Page segmentation data ::
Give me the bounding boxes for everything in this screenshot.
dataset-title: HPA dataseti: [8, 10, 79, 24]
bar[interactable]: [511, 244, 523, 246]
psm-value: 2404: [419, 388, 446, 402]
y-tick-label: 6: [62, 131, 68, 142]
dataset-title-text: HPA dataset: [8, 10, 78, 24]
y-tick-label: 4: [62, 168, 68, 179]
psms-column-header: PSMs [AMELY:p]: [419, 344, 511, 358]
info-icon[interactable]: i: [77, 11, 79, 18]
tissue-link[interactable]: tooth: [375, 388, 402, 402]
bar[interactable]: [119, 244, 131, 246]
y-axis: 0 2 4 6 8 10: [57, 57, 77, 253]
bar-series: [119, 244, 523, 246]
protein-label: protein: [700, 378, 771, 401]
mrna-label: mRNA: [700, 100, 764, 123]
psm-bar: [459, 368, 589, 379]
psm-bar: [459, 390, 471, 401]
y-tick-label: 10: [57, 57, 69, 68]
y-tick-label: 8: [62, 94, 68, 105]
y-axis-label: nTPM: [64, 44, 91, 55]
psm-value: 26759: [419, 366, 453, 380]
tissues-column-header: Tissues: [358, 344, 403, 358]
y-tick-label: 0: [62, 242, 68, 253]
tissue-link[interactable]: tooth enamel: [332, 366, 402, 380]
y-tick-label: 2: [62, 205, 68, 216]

What the task requires ::
All entries are to be reproduced verbatim, with none omitted.

Result for this task ::
Give me the bounding boxes for everything in this screenshot.
dataset-title: HPA dataseti: [8, 10, 79, 24]
bar[interactable]: [511, 244, 523, 246]
psm-value: 2404: [419, 388, 446, 402]
y-tick-label: 6: [62, 131, 68, 142]
dataset-title-text: HPA dataset: [8, 10, 78, 24]
y-tick-label: 4: [62, 168, 68, 179]
psms-column-header: PSMs [AMELY:p]: [419, 344, 511, 358]
info-icon[interactable]: i: [77, 11, 79, 18]
tissue-link[interactable]: tooth: [375, 388, 402, 402]
bar[interactable]: [119, 244, 131, 246]
y-axis: 0 2 4 6 8 10: [57, 57, 77, 253]
bar-series: [119, 244, 523, 246]
protein-label: protein: [700, 378, 771, 401]
mrna-label: mRNA: [700, 100, 764, 123]
psm-bar: [459, 368, 589, 379]
psm-bar: [459, 390, 471, 401]
y-tick-label: 10: [57, 57, 69, 68]
y-tick-label: 8: [62, 94, 68, 105]
y-axis-label: nTPM: [64, 44, 91, 55]
psm-value: 26759: [419, 366, 453, 380]
tissues-column-header: Tissues: [358, 344, 403, 358]
y-tick-label: 0: [62, 242, 68, 253]
tissue-link[interactable]: tooth enamel: [332, 366, 402, 380]
y-tick-label: 2: [62, 205, 68, 216]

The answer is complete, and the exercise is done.